Problem requirements: Pick out all lines with the word "category" from the records that follow.

── Exercise material ──

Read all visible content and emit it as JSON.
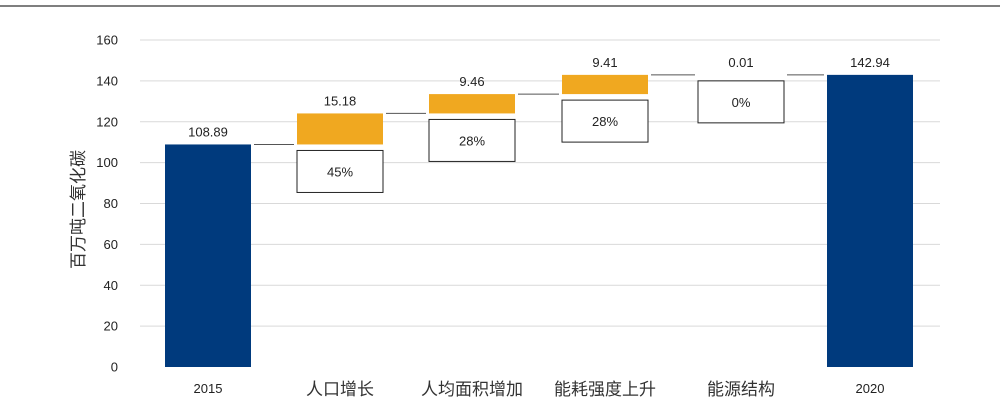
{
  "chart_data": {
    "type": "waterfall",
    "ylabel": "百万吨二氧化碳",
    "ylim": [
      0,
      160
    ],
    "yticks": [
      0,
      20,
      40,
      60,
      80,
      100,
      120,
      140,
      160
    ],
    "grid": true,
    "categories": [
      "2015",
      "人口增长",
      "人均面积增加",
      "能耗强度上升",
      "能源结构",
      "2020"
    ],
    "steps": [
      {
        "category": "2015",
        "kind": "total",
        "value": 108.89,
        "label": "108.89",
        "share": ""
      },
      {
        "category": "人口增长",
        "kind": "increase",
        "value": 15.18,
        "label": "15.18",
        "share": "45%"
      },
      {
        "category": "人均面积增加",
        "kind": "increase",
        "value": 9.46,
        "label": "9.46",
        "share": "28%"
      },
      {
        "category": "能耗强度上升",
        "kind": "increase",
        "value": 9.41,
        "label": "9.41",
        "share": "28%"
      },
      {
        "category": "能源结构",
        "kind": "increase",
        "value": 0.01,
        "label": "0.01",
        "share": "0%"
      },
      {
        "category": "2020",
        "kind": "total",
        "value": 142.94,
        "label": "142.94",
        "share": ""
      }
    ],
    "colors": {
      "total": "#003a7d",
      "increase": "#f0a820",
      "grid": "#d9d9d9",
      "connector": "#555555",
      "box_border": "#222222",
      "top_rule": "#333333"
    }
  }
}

───

Written solution:
        "category": "2015",
        "category": "人口增长",
        "category": "人均面积增加",
        "category": "能耗强度上升",
        "category": "能源结构",
        "category": "2020",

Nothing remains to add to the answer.